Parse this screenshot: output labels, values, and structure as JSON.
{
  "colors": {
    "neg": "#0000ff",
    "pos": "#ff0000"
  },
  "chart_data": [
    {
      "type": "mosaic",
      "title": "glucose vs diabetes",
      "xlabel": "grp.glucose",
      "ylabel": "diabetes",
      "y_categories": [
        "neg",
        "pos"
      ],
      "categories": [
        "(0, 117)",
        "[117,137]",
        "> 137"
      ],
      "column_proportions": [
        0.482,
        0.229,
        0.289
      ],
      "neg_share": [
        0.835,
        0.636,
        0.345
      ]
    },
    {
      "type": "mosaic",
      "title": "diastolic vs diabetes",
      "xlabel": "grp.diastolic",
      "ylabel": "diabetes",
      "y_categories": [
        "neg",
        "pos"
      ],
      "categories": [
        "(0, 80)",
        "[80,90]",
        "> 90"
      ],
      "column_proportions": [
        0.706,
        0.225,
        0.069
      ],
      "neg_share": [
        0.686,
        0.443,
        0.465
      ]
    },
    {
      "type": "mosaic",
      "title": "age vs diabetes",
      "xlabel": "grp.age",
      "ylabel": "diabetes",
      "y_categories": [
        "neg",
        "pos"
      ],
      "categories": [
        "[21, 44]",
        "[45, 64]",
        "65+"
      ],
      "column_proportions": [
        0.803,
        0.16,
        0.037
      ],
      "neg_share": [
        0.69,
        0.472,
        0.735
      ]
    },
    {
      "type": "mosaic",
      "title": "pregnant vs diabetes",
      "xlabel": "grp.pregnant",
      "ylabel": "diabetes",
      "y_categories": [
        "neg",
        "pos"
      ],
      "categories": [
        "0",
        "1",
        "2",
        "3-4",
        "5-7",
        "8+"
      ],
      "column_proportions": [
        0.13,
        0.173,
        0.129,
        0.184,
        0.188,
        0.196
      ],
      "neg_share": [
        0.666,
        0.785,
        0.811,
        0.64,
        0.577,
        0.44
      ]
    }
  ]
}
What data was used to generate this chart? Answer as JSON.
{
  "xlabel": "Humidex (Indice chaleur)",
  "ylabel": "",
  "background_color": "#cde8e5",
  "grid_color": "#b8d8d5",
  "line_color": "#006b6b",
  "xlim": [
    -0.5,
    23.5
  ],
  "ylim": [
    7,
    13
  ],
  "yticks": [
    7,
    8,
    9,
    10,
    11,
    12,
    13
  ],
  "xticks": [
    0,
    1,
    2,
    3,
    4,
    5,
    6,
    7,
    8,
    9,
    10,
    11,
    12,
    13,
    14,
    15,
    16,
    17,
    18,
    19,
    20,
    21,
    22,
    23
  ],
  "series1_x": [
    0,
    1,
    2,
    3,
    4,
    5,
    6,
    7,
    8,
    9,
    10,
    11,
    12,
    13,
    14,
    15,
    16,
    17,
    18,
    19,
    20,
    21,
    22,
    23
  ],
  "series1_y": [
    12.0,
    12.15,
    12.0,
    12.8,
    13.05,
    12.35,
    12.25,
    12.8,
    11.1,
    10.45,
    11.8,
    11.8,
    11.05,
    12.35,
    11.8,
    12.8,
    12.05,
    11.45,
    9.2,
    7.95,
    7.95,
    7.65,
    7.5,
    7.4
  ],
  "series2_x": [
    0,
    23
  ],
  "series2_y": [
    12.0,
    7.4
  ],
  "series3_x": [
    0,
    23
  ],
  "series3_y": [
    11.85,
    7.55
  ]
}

┄┄┄┄┄┄┄┄┄┄┄┄┄┄┄┄┄┄┄┄

● TASK TO CARRY OUT: Give all the records again. Match them exactly.

● FULL OUTPUT:
Parse this screenshot: output labels, values, and structure as JSON.
{
  "colors": {
    "neg": "#0000ff",
    "pos": "#ff0000"
  },
  "chart_data": [
    {
      "type": "mosaic",
      "title": "glucose vs diabetes",
      "xlabel": "grp.glucose",
      "ylabel": "diabetes",
      "y_categories": [
        "neg",
        "pos"
      ],
      "categories": [
        "(0, 117)",
        "[117,137]",
        "> 137"
      ],
      "column_proportions": [
        0.482,
        0.229,
        0.289
      ],
      "neg_share": [
        0.835,
        0.636,
        0.345
      ]
    },
    {
      "type": "mosaic",
      "title": "diastolic vs diabetes",
      "xlabel": "grp.diastolic",
      "ylabel": "diabetes",
      "y_categories": [
        "neg",
        "pos"
      ],
      "categories": [
        "(0, 80)",
        "[80,90]",
        "> 90"
      ],
      "column_proportions": [
        0.706,
        0.225,
        0.069
      ],
      "neg_share": [
        0.686,
        0.443,
        0.465
      ]
    },
    {
      "type": "mosaic",
      "title": "age vs diabetes",
      "xlabel": "grp.age",
      "ylabel": "diabetes",
      "y_categories": [
        "neg",
        "pos"
      ],
      "categories": [
        "[21, 44]",
        "[45, 64]",
        "65+"
      ],
      "column_proportions": [
        0.803,
        0.16,
        0.037
      ],
      "neg_share": [
        0.69,
        0.472,
        0.735
      ]
    },
    {
      "type": "mosaic",
      "title": "pregnant vs diabetes",
      "xlabel": "grp.pregnant",
      "ylabel": "diabetes",
      "y_categories": [
        "neg",
        "pos"
      ],
      "categories": [
        "0",
        "1",
        "2",
        "3-4",
        "5-7",
        "8+"
      ],
      "column_proportions": [
        0.13,
        0.173,
        0.129,
        0.184,
        0.188,
        0.196
      ],
      "neg_share": [
        0.666,
        0.785,
        0.811,
        0.64,
        0.577,
        0.44
      ]
    }
  ]
}
What data was used to generate this chart? Answer as JSON.
{
  "xlabel": "Humidex (Indice chaleur)",
  "ylabel": "",
  "background_color": "#cde8e5",
  "grid_color": "#b8d8d5",
  "line_color": "#006b6b",
  "xlim": [
    -0.5,
    23.5
  ],
  "ylim": [
    7,
    13
  ],
  "yticks": [
    7,
    8,
    9,
    10,
    11,
    12,
    13
  ],
  "xticks": [
    0,
    1,
    2,
    3,
    4,
    5,
    6,
    7,
    8,
    9,
    10,
    11,
    12,
    13,
    14,
    15,
    16,
    17,
    18,
    19,
    20,
    21,
    22,
    23
  ],
  "series1_x": [
    0,
    1,
    2,
    3,
    4,
    5,
    6,
    7,
    8,
    9,
    10,
    11,
    12,
    13,
    14,
    15,
    16,
    17,
    18,
    19,
    20,
    21,
    22,
    23
  ],
  "series1_y": [
    12.0,
    12.15,
    12.0,
    12.8,
    13.05,
    12.35,
    12.25,
    12.8,
    11.1,
    10.45,
    11.8,
    11.8,
    11.05,
    12.35,
    11.8,
    12.8,
    12.05,
    11.45,
    9.2,
    7.95,
    7.95,
    7.65,
    7.5,
    7.4
  ],
  "series2_x": [
    0,
    23
  ],
  "series2_y": [
    12.0,
    7.4
  ],
  "series3_x": [
    0,
    23
  ],
  "series3_y": [
    11.85,
    7.55
  ]
}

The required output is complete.